YOUR OBJECTIVE:
Return the material word for word. Do not include the pictures.

-- START PROVIDED DATA --

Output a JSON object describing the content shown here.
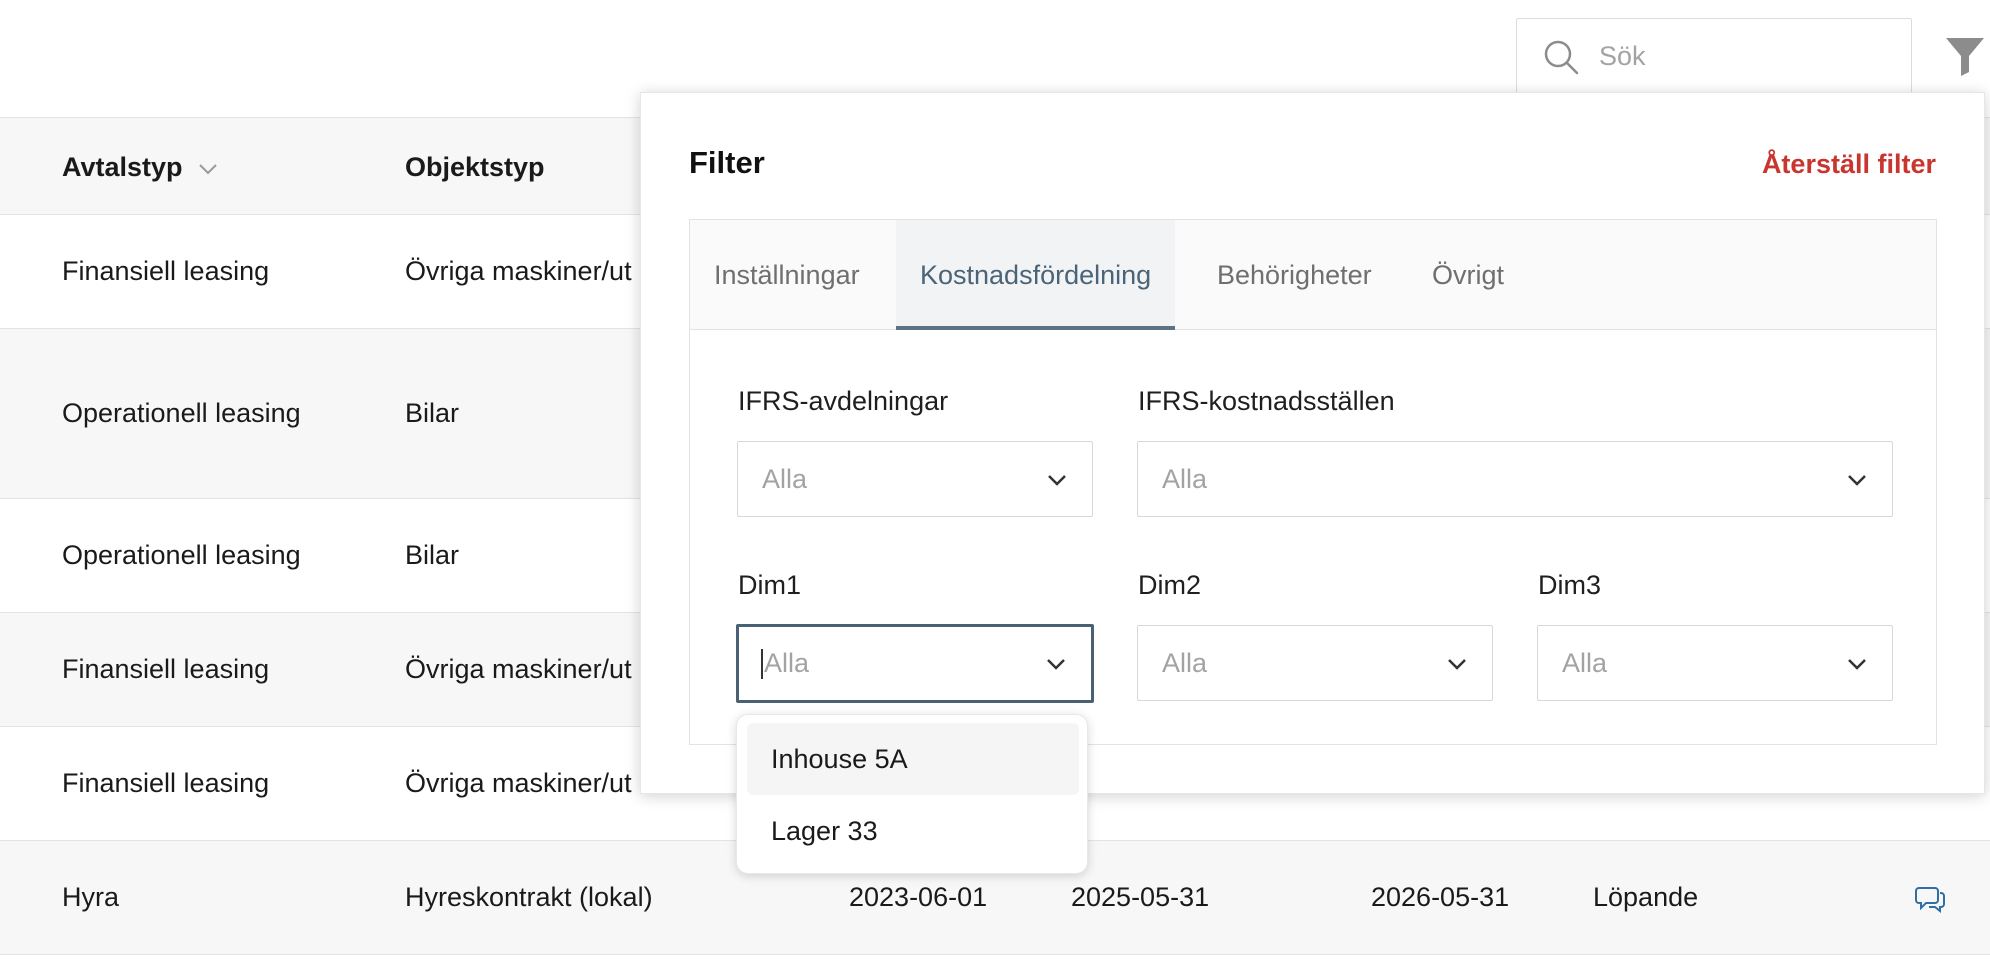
{
  "search": {
    "placeholder": "Sök"
  },
  "table": {
    "headers": [
      "Avtalstyp",
      "Objektstyp"
    ],
    "rows": [
      {
        "avtalstyp": "Finansiell leasing",
        "objektstyp": "Övriga maskiner/ut"
      },
      {
        "avtalstyp": "Operationell leasing",
        "objektstyp": "Bilar"
      },
      {
        "avtalstyp": "Operationell leasing",
        "objektstyp": "Bilar"
      },
      {
        "avtalstyp": "Finansiell leasing",
        "objektstyp": "Övriga maskiner/ut"
      },
      {
        "avtalstyp": "Finansiell leasing",
        "objektstyp": "Övriga maskiner/ut"
      },
      {
        "avtalstyp": "Hyra",
        "objektstyp": "Hyreskontrakt (lokal)",
        "date1": "2023-06-01",
        "date2": "2025-05-31",
        "date3": "2026-05-31",
        "status": "Löpande"
      }
    ]
  },
  "filter": {
    "title": "Filter",
    "reset_label": "Återställ filter",
    "tabs": [
      "Inställningar",
      "Kostnadsfördelning",
      "Behörigheter",
      "Övrigt"
    ],
    "active_tab": "Kostnadsfördelning",
    "fields": {
      "ifrs_avdelningar": {
        "label": "IFRS-avdelningar",
        "placeholder": "Alla"
      },
      "ifrs_kostnadsstallen": {
        "label": "IFRS-kostnadsställen",
        "placeholder": "Alla"
      },
      "dim1": {
        "label": "Dim1",
        "placeholder": "Alla"
      },
      "dim2": {
        "label": "Dim2",
        "placeholder": "Alla"
      },
      "dim3": {
        "label": "Dim3",
        "placeholder": "Alla"
      }
    },
    "dim1_options": [
      "Inhouse 5A",
      "Lager 33"
    ]
  },
  "colors": {
    "accent": "#4a6174",
    "reset": "#c8362f",
    "comment_icon": "#2f6fa8"
  },
  "icons": {
    "search": "search-icon",
    "filter": "filter-funnel-icon",
    "sort": "chevron-down-icon",
    "comment": "comment-icon"
  }
}
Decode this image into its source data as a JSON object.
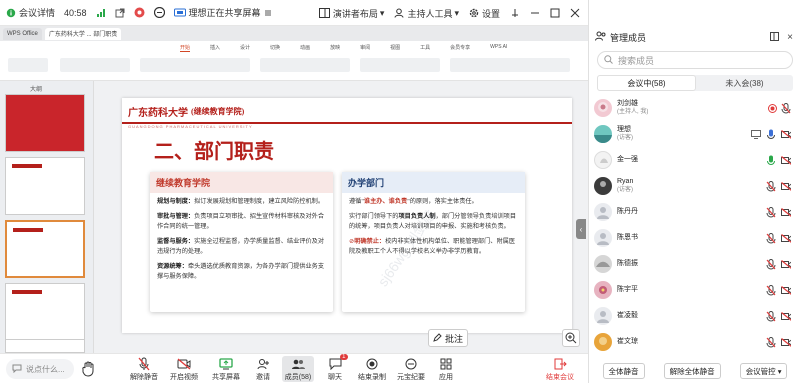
{
  "topbar": {
    "meeting_detail": "会议详情",
    "time": "40:58",
    "sharing_text": "理想正在共享屏幕",
    "presenter_layout": "演讲者布局",
    "host_tools": "主持人工具",
    "settings": "设置"
  },
  "share": {
    "tabs": [
      "WPS Office",
      "广东药科大学 ... 部门职责"
    ],
    "ribbon_menu": [
      "开始",
      "插入",
      "设计",
      "切换",
      "动画",
      "放映",
      "审阅",
      "视图",
      "工具",
      "会员专享",
      "WPS AI"
    ],
    "active_menu": "开始",
    "zoom_label": "大纲",
    "slide": {
      "university": "广东药科大学",
      "college": "(继续教育学院)",
      "subtitle": "GUANGDONG PHARMACEUTICAL UNIVERSITY",
      "title": "二、部门职责",
      "card1": {
        "heading": "继续教育学院",
        "p1_bold": "规划与制度：",
        "p1": "拟订发展规划和管理制度，建立风险防控机制。",
        "p2_bold": "审批与管理：",
        "p2": "负责项目立项审批、招生宣传材料审核及对外合作合同的统一管理。",
        "p3_bold": "监督与服务：",
        "p3": "实施全过程监督，办学质量监督、结业评价及对违规行为的处理。",
        "p4_bold": "资源统筹：",
        "p4": "牵头遴选优质教育资源，为各办学部门提供业务支撑与服务保障。"
      },
      "card2": {
        "heading": "办学部门",
        "p1_pre": "遵循\"",
        "p1_bold": "谁主办、谁负责",
        "p1_post": "\"的原则，落实主体责任。",
        "p2_pre": "实行部门领导下的",
        "p2_bold": "项目负责人制",
        "p2_post": "，部门分管领导负责培训项目的统筹，项目负责人对培训项目的申报、实施和考核负责。",
        "p3_bold": "明确禁止：",
        "p3": "校内非实体性机构单位、职能管理部门、附属医院及教职工个人不得以学校名义举办非学历教育。"
      }
    },
    "note_button": "批注",
    "watermark": "sj66wg 刘剑雄"
  },
  "bottombar": {
    "say_placeholder": "说点什么...",
    "buttons": [
      {
        "name": "unmute-button",
        "label": "解除静音"
      },
      {
        "name": "video-button",
        "label": "开启视频"
      },
      {
        "name": "share-screen-button",
        "label": "共享屏幕"
      },
      {
        "name": "invite-button",
        "label": "邀请"
      },
      {
        "name": "members-button",
        "label": "成员(58)"
      },
      {
        "name": "chat-button",
        "label": "聊天",
        "badge": "1"
      },
      {
        "name": "record-button",
        "label": "结束录制"
      },
      {
        "name": "meta-button",
        "label": "元宝纪要"
      },
      {
        "name": "apps-button",
        "label": "应用"
      }
    ],
    "end_label": "结束会议"
  },
  "panel": {
    "title": "管理成员",
    "search_placeholder": "搜索成员",
    "tab_in_meeting": "会议中(58)",
    "tab_not_joined": "未入会(38)",
    "members": [
      {
        "name": "刘剑雄",
        "sub": "(主持人, 我)",
        "avatar": "photo-pink"
      },
      {
        "name": "理想",
        "sub": "(访客)",
        "avatar": "photo-teal"
      },
      {
        "name": "金一强",
        "sub": "",
        "avatar": "photo-white"
      },
      {
        "name": "Ryan",
        "sub": "(访客)",
        "avatar": "photo-dark"
      },
      {
        "name": "陈丹丹",
        "sub": "",
        "avatar": "default"
      },
      {
        "name": "陈恩书",
        "sub": "",
        "avatar": "default"
      },
      {
        "name": "陈德振",
        "sub": "",
        "avatar": "photo-gray"
      },
      {
        "name": "陈宇平",
        "sub": "",
        "avatar": "photo-flower"
      },
      {
        "name": "崔凌毅",
        "sub": "",
        "avatar": "default"
      },
      {
        "name": "崔文琼",
        "sub": "",
        "avatar": "photo-orange"
      }
    ],
    "mute_all": "全体静音",
    "unmute_all": "解除全体静音",
    "meeting_control": "会议管控"
  }
}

-- END PROVIDED DATA --

TASK ANSWER:
Output a JSON object describing the content shown here.
{
  "search": {
    "placeholder": "Sök"
  },
  "table": {
    "headers": [
      "Avtalstyp",
      "Objektstyp"
    ],
    "rows": [
      {
        "avtalstyp": "Finansiell leasing",
        "objektstyp": "Övriga maskiner/ut"
      },
      {
        "avtalstyp": "Operationell leasing",
        "objektstyp": "Bilar"
      },
      {
        "avtalstyp": "Operationell leasing",
        "objektstyp": "Bilar"
      },
      {
        "avtalstyp": "Finansiell leasing",
        "objektstyp": "Övriga maskiner/ut"
      },
      {
        "avtalstyp": "Finansiell leasing",
        "objektstyp": "Övriga maskiner/ut"
      },
      {
        "avtalstyp": "Hyra",
        "objektstyp": "Hyreskontrakt (lokal)",
        "date1": "2023-06-01",
        "date2": "2025-05-31",
        "date3": "2026-05-31",
        "status": "Löpande"
      }
    ]
  },
  "filter": {
    "title": "Filter",
    "reset_label": "Återställ filter",
    "tabs": [
      "Inställningar",
      "Kostnadsfördelning",
      "Behörigheter",
      "Övrigt"
    ],
    "active_tab": "Kostnadsfördelning",
    "fields": {
      "ifrs_avdelningar": {
        "label": "IFRS-avdelningar",
        "placeholder": "Alla"
      },
      "ifrs_kostnadsstallen": {
        "label": "IFRS-kostnadsställen",
        "placeholder": "Alla"
      },
      "dim1": {
        "label": "Dim1",
        "placeholder": "Alla"
      },
      "dim2": {
        "label": "Dim2",
        "placeholder": "Alla"
      },
      "dim3": {
        "label": "Dim3",
        "placeholder": "Alla"
      }
    },
    "dim1_options": [
      "Inhouse 5A",
      "Lager 33"
    ]
  },
  "colors": {
    "accent": "#4a6174",
    "reset": "#c8362f",
    "comment_icon": "#2f6fa8"
  },
  "icons": {
    "search": "search-icon",
    "filter": "filter-funnel-icon",
    "sort": "chevron-down-icon",
    "comment": "comment-icon"
  }
}
Decode this image into its source data as a JSON object.
{
  "topbar": {
    "meeting_detail": "会议详情",
    "time": "40:58",
    "sharing_text": "理想正在共享屏幕",
    "presenter_layout": "演讲者布局",
    "host_tools": "主持人工具",
    "settings": "设置"
  },
  "share": {
    "tabs": [
      "WPS Office",
      "广东药科大学 ... 部门职责"
    ],
    "ribbon_menu": [
      "开始",
      "插入",
      "设计",
      "切换",
      "动画",
      "放映",
      "审阅",
      "视图",
      "工具",
      "会员专享",
      "WPS AI"
    ],
    "active_menu": "开始",
    "zoom_label": "大纲",
    "slide": {
      "university": "广东药科大学",
      "college": "(继续教育学院)",
      "subtitle": "GUANGDONG PHARMACEUTICAL UNIVERSITY",
      "title": "二、部门职责",
      "card1": {
        "heading": "继续教育学院",
        "p1_bold": "规划与制度：",
        "p1": "拟订发展规划和管理制度，建立风险防控机制。",
        "p2_bold": "审批与管理：",
        "p2": "负责项目立项审批、招生宣传材料审核及对外合作合同的统一管理。",
        "p3_bold": "监督与服务：",
        "p3": "实施全过程监督，办学质量监督、结业评价及对违规行为的处理。",
        "p4_bold": "资源统筹：",
        "p4": "牵头遴选优质教育资源，为各办学部门提供业务支撑与服务保障。"
      },
      "card2": {
        "heading": "办学部门",
        "p1_pre": "遵循\"",
        "p1_bold": "谁主办、谁负责",
        "p1_post": "\"的原则，落实主体责任。",
        "p2_pre": "实行部门领导下的",
        "p2_bold": "项目负责人制",
        "p2_post": "，部门分管领导负责培训项目的统筹，项目负责人对培训项目的申报、实施和考核负责。",
        "p3_bold": "明确禁止：",
        "p3": "校内非实体性机构单位、职能管理部门、附属医院及教职工个人不得以学校名义举办非学历教育。"
      }
    },
    "note_button": "批注",
    "watermark": "sj66wg 刘剑雄"
  },
  "bottombar": {
    "say_placeholder": "说点什么...",
    "buttons": [
      {
        "name": "unmute-button",
        "label": "解除静音"
      },
      {
        "name": "video-button",
        "label": "开启视频"
      },
      {
        "name": "share-screen-button",
        "label": "共享屏幕"
      },
      {
        "name": "invite-button",
        "label": "邀请"
      },
      {
        "name": "members-button",
        "label": "成员(58)"
      },
      {
        "name": "chat-button",
        "label": "聊天",
        "badge": "1"
      },
      {
        "name": "record-button",
        "label": "结束录制"
      },
      {
        "name": "meta-button",
        "label": "元宝纪要"
      },
      {
        "name": "apps-button",
        "label": "应用"
      }
    ],
    "end_label": "结束会议"
  },
  "panel": {
    "title": "管理成员",
    "search_placeholder": "搜索成员",
    "tab_in_meeting": "会议中(58)",
    "tab_not_joined": "未入会(38)",
    "members": [
      {
        "name": "刘剑雄",
        "sub": "(主持人, 我)",
        "avatar": "photo-pink"
      },
      {
        "name": "理想",
        "sub": "(访客)",
        "avatar": "photo-teal"
      },
      {
        "name": "金一强",
        "sub": "",
        "avatar": "photo-white"
      },
      {
        "name": "Ryan",
        "sub": "(访客)",
        "avatar": "photo-dark"
      },
      {
        "name": "陈丹丹",
        "sub": "",
        "avatar": "default"
      },
      {
        "name": "陈恩书",
        "sub": "",
        "avatar": "default"
      },
      {
        "name": "陈德振",
        "sub": "",
        "avatar": "photo-gray"
      },
      {
        "name": "陈宇平",
        "sub": "",
        "avatar": "photo-flower"
      },
      {
        "name": "崔凌毅",
        "sub": "",
        "avatar": "default"
      },
      {
        "name": "崔文琼",
        "sub": "",
        "avatar": "photo-orange"
      }
    ],
    "mute_all": "全体静音",
    "unmute_all": "解除全体静音",
    "meeting_control": "会议管控"
  }
}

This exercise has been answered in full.